▶ _Extracted data entries_
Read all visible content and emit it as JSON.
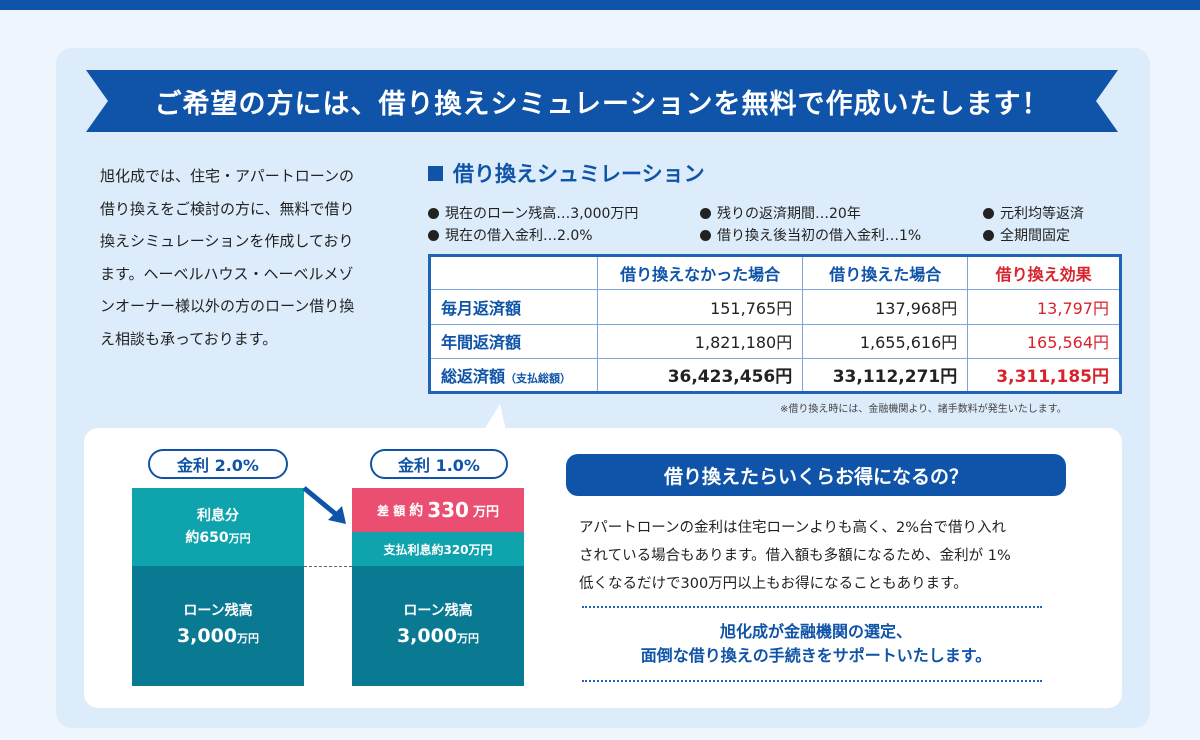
{
  "banner": {
    "title": "ご希望の方には、借り換えシミュレーションを無料で作成いたします！"
  },
  "intro": {
    "lines": [
      "旭化成では、住宅・アパートローンの",
      "借り換えをご検討の方に、無料で借り",
      "換えシミュレーションを作成しており",
      "ます。ヘーベルハウス・ヘーベルメゾ",
      "ンオーナー様以外の方のローン借り換",
      "え相談も承っております。"
    ]
  },
  "simulation": {
    "title": "借り換えシュミレーション",
    "conditions": [
      "現在のローン残高…3,000万円",
      "残りの返済期間…20年",
      "元利均等返済",
      "現在の借入金利…2.0%",
      "借り換え後当初の借入金利…1%",
      "全期間固定"
    ],
    "headers": [
      "",
      "借り換えなかった場合",
      "借り換えた場合",
      "借り換え効果"
    ],
    "rows": [
      {
        "label": "毎月返済額",
        "label_small": "",
        "before": "151,765円",
        "after": "137,968円",
        "effect": "13,797円"
      },
      {
        "label": "年間返済額",
        "label_small": "",
        "before": "1,821,180円",
        "after": "1,655,616円",
        "effect": "165,564円"
      },
      {
        "label": "総返済額",
        "label_small": "（支払総額）",
        "before": "36,423,456円",
        "after": "33,112,271円",
        "effect": "3,311,185円"
      }
    ],
    "note": "※借り換え時には、金融機関より、諸手数料が発生いたします。"
  },
  "comparison": {
    "left": {
      "rate": "金利 2.0%",
      "interest_label": "利息分",
      "interest_amount": "約650",
      "interest_unit": "万円",
      "balance_label": "ローン残高",
      "balance_amount": "3,000",
      "balance_unit": "万円"
    },
    "right": {
      "rate": "金利 1.0%",
      "diff_label": "差 額",
      "diff_prefix": "約",
      "diff_amount": "330",
      "diff_unit": "万円",
      "interest_label": "支払利息約320万円",
      "balance_label": "ローン残高",
      "balance_amount": "3,000",
      "balance_unit": "万円"
    }
  },
  "benefit": {
    "question": "借り換えたらいくらお得になるの？",
    "body_lines": [
      "アパートローンの金利は住宅ローンよりも高く、2%台で借り入れ",
      "されている場合もあります。借入額も多額になるため、金利が 1%",
      "低くなるだけで300万円以上もお得になることもあります。"
    ],
    "support_lines": [
      "旭化成が金融機関の選定、",
      "面倒な借り換えの手続きをサポートいたします。"
    ]
  },
  "colors": {
    "brand_blue": "#0f54a8",
    "teal": "#0fa4ad",
    "dark_teal": "#0a7a93",
    "pink": "#ea4f72",
    "effect_red": "#d7232d"
  }
}
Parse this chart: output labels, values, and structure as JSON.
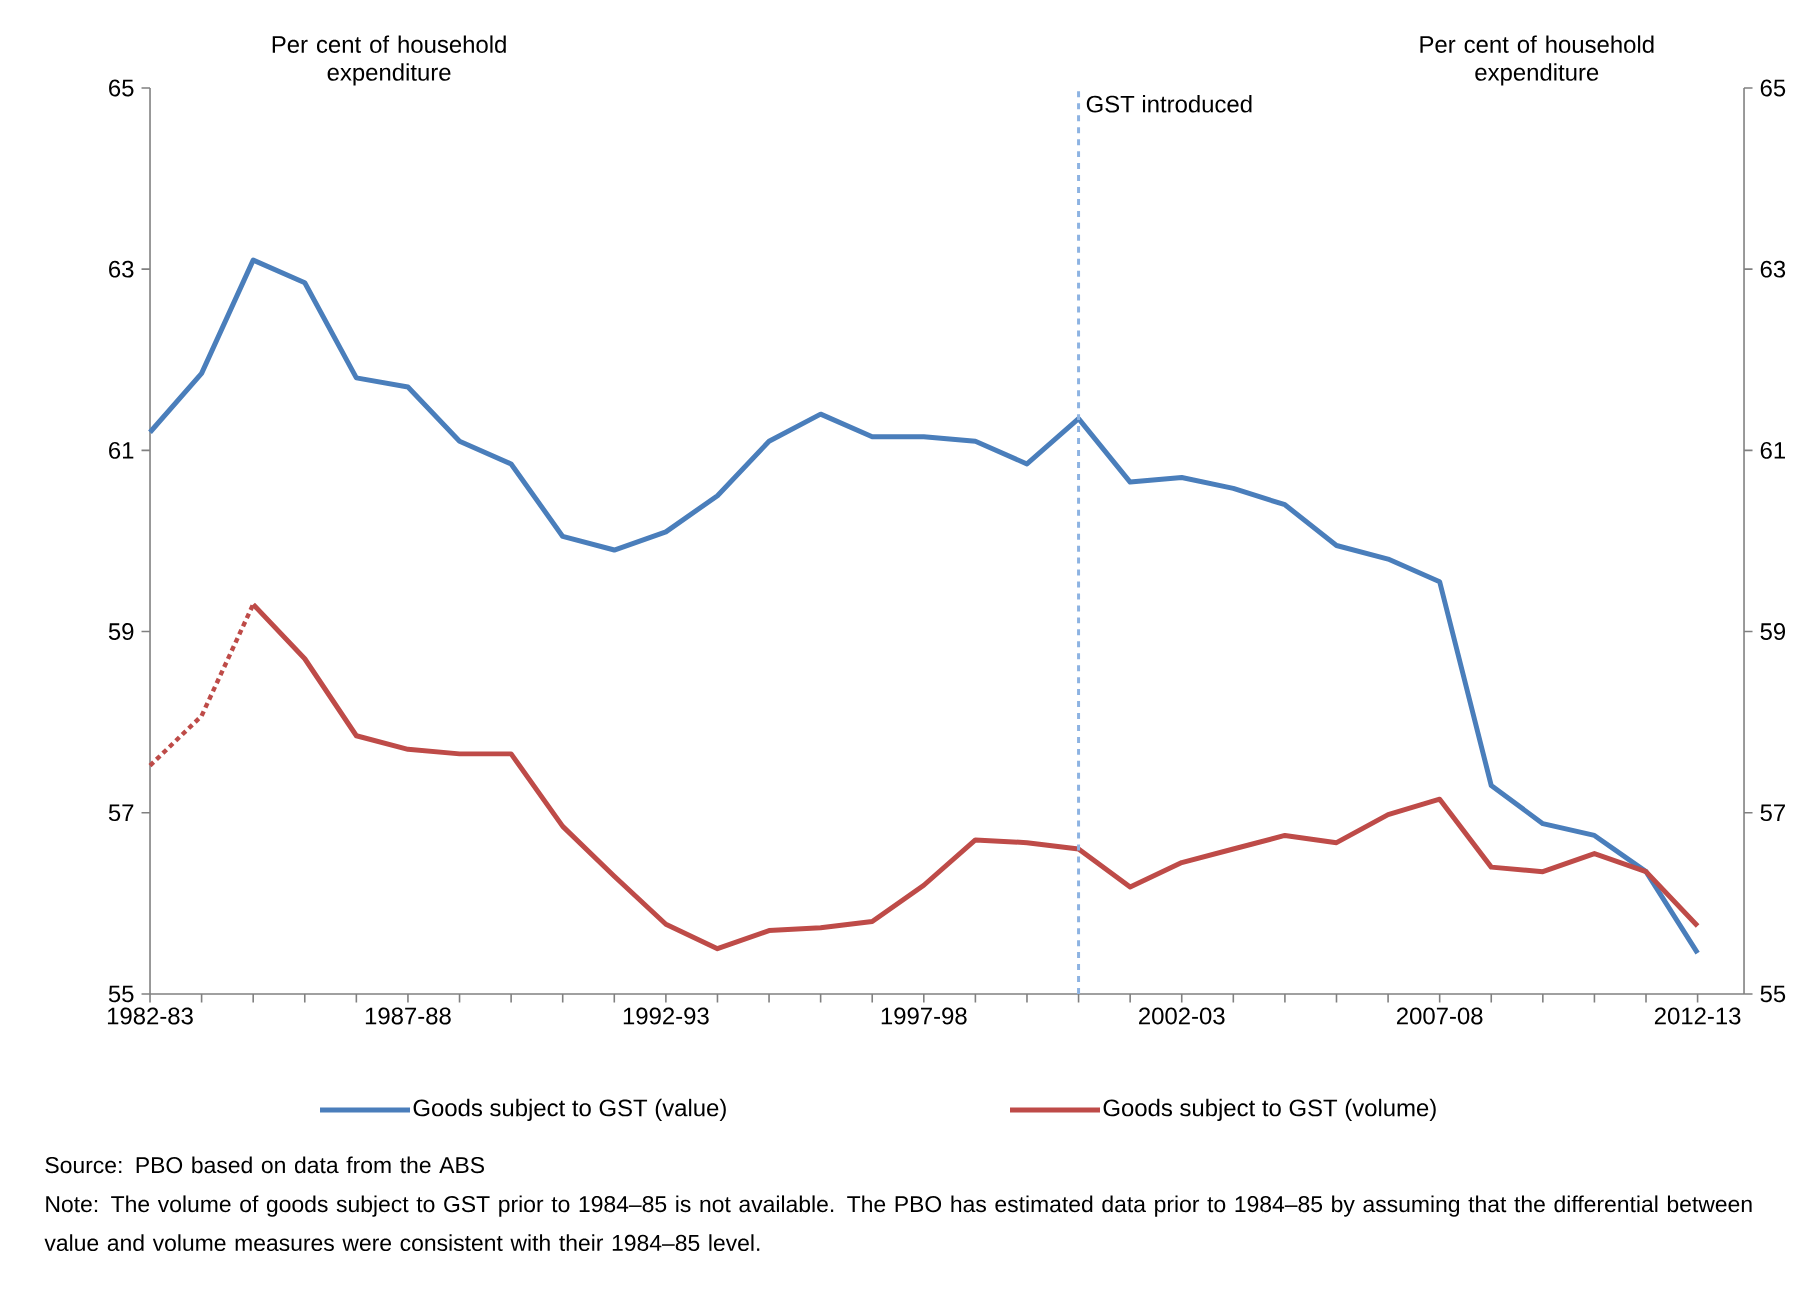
{
  "chart_data": {
    "type": "line",
    "categories": [
      "1982-83",
      null,
      null,
      null,
      null,
      "1987-88",
      null,
      null,
      null,
      null,
      "1992-93",
      null,
      null,
      null,
      null,
      "1997-98",
      null,
      null,
      null,
      null,
      "2002-03",
      null,
      null,
      null,
      null,
      "2007-08",
      null,
      null,
      null,
      null,
      "2012-13"
    ],
    "series": [
      {
        "name": "Goods subject to GST (value)",
        "color": "#4a7ebb",
        "line_style": "solid",
        "values": [
          61.2,
          61.85,
          63.1,
          62.85,
          61.8,
          61.7,
          61.1,
          60.85,
          60.05,
          59.9,
          60.1,
          60.5,
          61.1,
          61.4,
          61.15,
          61.15,
          61.1,
          60.85,
          61.35,
          60.65,
          60.7,
          60.58,
          60.4,
          59.95,
          59.8,
          59.55,
          57.3,
          56.88,
          56.75,
          56.35,
          55.45
        ]
      },
      {
        "name": "Goods subject to GST (volume)",
        "color": "#be4b48",
        "line_style": "solid",
        "values": [
          null,
          null,
          59.3,
          58.7,
          57.85,
          57.7,
          57.65,
          57.65,
          56.85,
          56.3,
          55.77,
          55.5,
          55.7,
          55.73,
          55.8,
          56.2,
          56.7,
          56.67,
          56.6,
          56.18,
          56.45,
          56.6,
          56.75,
          56.67,
          56.98,
          57.15,
          56.4,
          56.35,
          56.55,
          56.35,
          55.75
        ]
      },
      {
        "color": "#be4b48",
        "line_style": "dotted",
        "values": [
          57.52,
          58.07,
          59.3,
          null,
          null,
          null,
          null,
          null,
          null,
          null,
          null,
          null,
          null,
          null,
          null,
          null,
          null,
          null,
          null,
          null,
          null,
          null,
          null,
          null,
          null,
          null,
          null,
          null,
          null,
          null,
          null
        ]
      }
    ],
    "ylim": [
      55,
      65
    ],
    "yticks": [
      55,
      57,
      59,
      61,
      63,
      65
    ],
    "y2lim": [
      55,
      65
    ],
    "y2ticks": [
      55,
      57,
      59,
      61,
      63,
      65
    ],
    "legend": "bottom",
    "grid": false,
    "annotations": [
      "Per cent of household expenditure",
      "Per cent of household expenditure",
      "GST introduced",
      "Source:  PBO based on data from the ABS",
      "Note:  The volume of goods subject to GST prior to 1984–85 is not available.  The PBO has estimated data prior to 1984–85 by assuming that the differential between value and volume measures were consistent with their 1984–85 level."
    ]
  }
}
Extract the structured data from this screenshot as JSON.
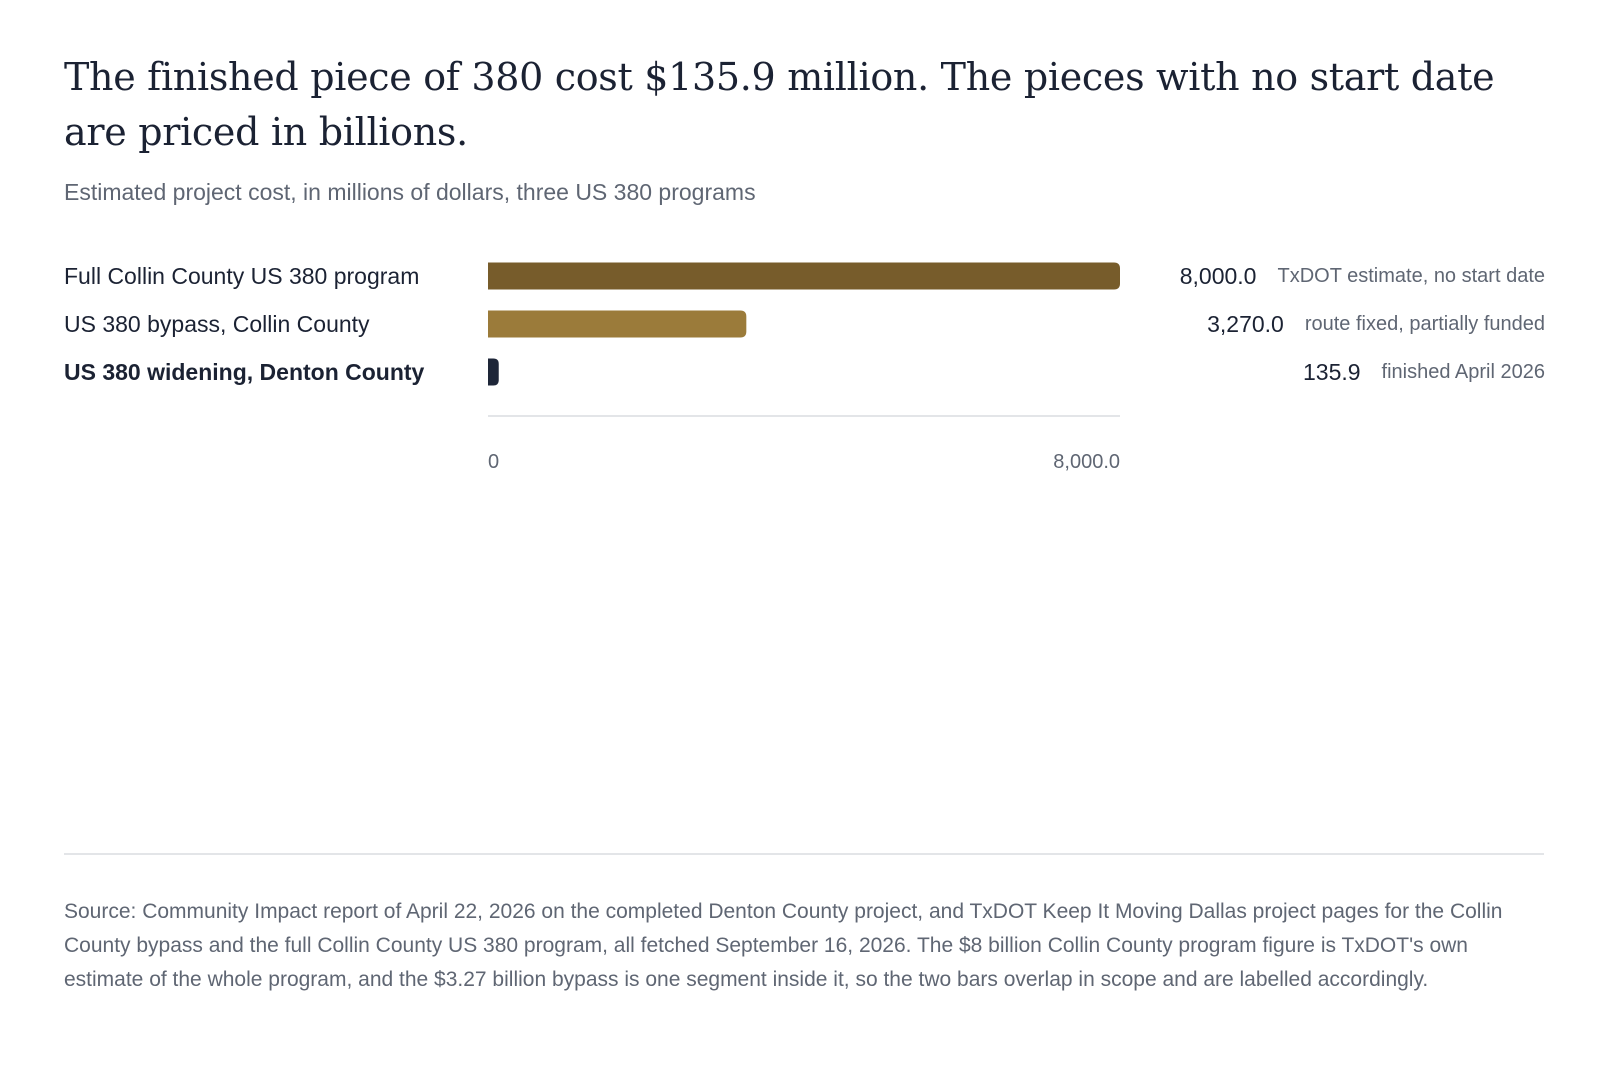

▶ _Directions for this task_
Take the listing and print it again exactly, but without any pictures.

▶ _Exercise result_
Read all visible content and emit it as JSON.
{
  "banner": {
    "title": "ご希望の方には、借り換えシミュレーションを無料で作成いたします！"
  },
  "intro": {
    "lines": [
      "旭化成では、住宅・アパートローンの",
      "借り換えをご検討の方に、無料で借り",
      "換えシミュレーションを作成しており",
      "ます。ヘーベルハウス・ヘーベルメゾ",
      "ンオーナー様以外の方のローン借り換",
      "え相談も承っております。"
    ]
  },
  "simulation": {
    "title": "借り換えシュミレーション",
    "conditions": [
      "現在のローン残高…3,000万円",
      "残りの返済期間…20年",
      "元利均等返済",
      "現在の借入金利…2.0%",
      "借り換え後当初の借入金利…1%",
      "全期間固定"
    ],
    "headers": [
      "",
      "借り換えなかった場合",
      "借り換えた場合",
      "借り換え効果"
    ],
    "rows": [
      {
        "label": "毎月返済額",
        "label_small": "",
        "before": "151,765円",
        "after": "137,968円",
        "effect": "13,797円"
      },
      {
        "label": "年間返済額",
        "label_small": "",
        "before": "1,821,180円",
        "after": "1,655,616円",
        "effect": "165,564円"
      },
      {
        "label": "総返済額",
        "label_small": "（支払総額）",
        "before": "36,423,456円",
        "after": "33,112,271円",
        "effect": "3,311,185円"
      }
    ],
    "note": "※借り換え時には、金融機関より、諸手数料が発生いたします。"
  },
  "comparison": {
    "left": {
      "rate": "金利 2.0%",
      "interest_label": "利息分",
      "interest_amount": "約650",
      "interest_unit": "万円",
      "balance_label": "ローン残高",
      "balance_amount": "3,000",
      "balance_unit": "万円"
    },
    "right": {
      "rate": "金利 1.0%",
      "diff_label": "差 額",
      "diff_prefix": "約",
      "diff_amount": "330",
      "diff_unit": "万円",
      "interest_label": "支払利息約320万円",
      "balance_label": "ローン残高",
      "balance_amount": "3,000",
      "balance_unit": "万円"
    }
  },
  "benefit": {
    "question": "借り換えたらいくらお得になるの？",
    "body_lines": [
      "アパートローンの金利は住宅ローンよりも高く、2%台で借り入れ",
      "されている場合もあります。借入額も多額になるため、金利が 1%",
      "低くなるだけで300万円以上もお得になることもあります。"
    ],
    "support_lines": [
      "旭化成が金融機関の選定、",
      "面倒な借り換えの手続きをサポートいたします。"
    ]
  },
  "colors": {
    "brand_blue": "#0f54a8",
    "teal": "#0fa4ad",
    "dark_teal": "#0a7a93",
    "pink": "#ea4f72",
    "effect_red": "#d7232d"
  }
}
Parse this chart: output labels, values, and structure as JSON.
{
  "chart_data": {
    "type": "line",
    "categories": [
      "1982-83",
      null,
      null,
      null,
      null,
      "1987-88",
      null,
      null,
      null,
      null,
      "1992-93",
      null,
      null,
      null,
      null,
      "1997-98",
      null,
      null,
      null,
      null,
      "2002-03",
      null,
      null,
      null,
      null,
      "2007-08",
      null,
      null,
      null,
      null,
      "2012-13"
    ],
    "series": [
      {
        "name": "Goods subject to GST (value)",
        "color": "#4a7ebb",
        "line_style": "solid",
        "values": [
          61.2,
          61.85,
          63.1,
          62.85,
          61.8,
          61.7,
          61.1,
          60.85,
          60.05,
          59.9,
          60.1,
          60.5,
          61.1,
          61.4,
          61.15,
          61.15,
          61.1,
          60.85,
          61.35,
          60.65,
          60.7,
          60.58,
          60.4,
          59.95,
          59.8,
          59.55,
          57.3,
          56.88,
          56.75,
          56.35,
          55.45
        ]
      },
      {
        "name": "Goods subject to GST (volume)",
        "color": "#be4b48",
        "line_style": "solid",
        "values": [
          null,
          null,
          59.3,
          58.7,
          57.85,
          57.7,
          57.65,
          57.65,
          56.85,
          56.3,
          55.77,
          55.5,
          55.7,
          55.73,
          55.8,
          56.2,
          56.7,
          56.67,
          56.6,
          56.18,
          56.45,
          56.6,
          56.75,
          56.67,
          56.98,
          57.15,
          56.4,
          56.35,
          56.55,
          56.35,
          55.75
        ]
      },
      {
        "color": "#be4b48",
        "line_style": "dotted",
        "values": [
          57.52,
          58.07,
          59.3,
          null,
          null,
          null,
          null,
          null,
          null,
          null,
          null,
          null,
          null,
          null,
          null,
          null,
          null,
          null,
          null,
          null,
          null,
          null,
          null,
          null,
          null,
          null,
          null,
          null,
          null,
          null,
          null
        ]
      }
    ],
    "ylim": [
      55,
      65
    ],
    "yticks": [
      55,
      57,
      59,
      61,
      63,
      65
    ],
    "y2lim": [
      55,
      65
    ],
    "y2ticks": [
      55,
      57,
      59,
      61,
      63,
      65
    ],
    "legend": "bottom",
    "grid": false,
    "annotations": [
      "Per cent of household expenditure",
      "Per cent of household expenditure",
      "GST introduced",
      "Source:  PBO based on data from the ABS",
      "Note:  The volume of goods subject to GST prior to 1984–85 is not available.  The PBO has estimated data prior to 1984–85 by assuming that the differential between value and volume measures were consistent with their 1984–85 level."
    ]
  }
}
Extract the structured data from this screenshot as JSON.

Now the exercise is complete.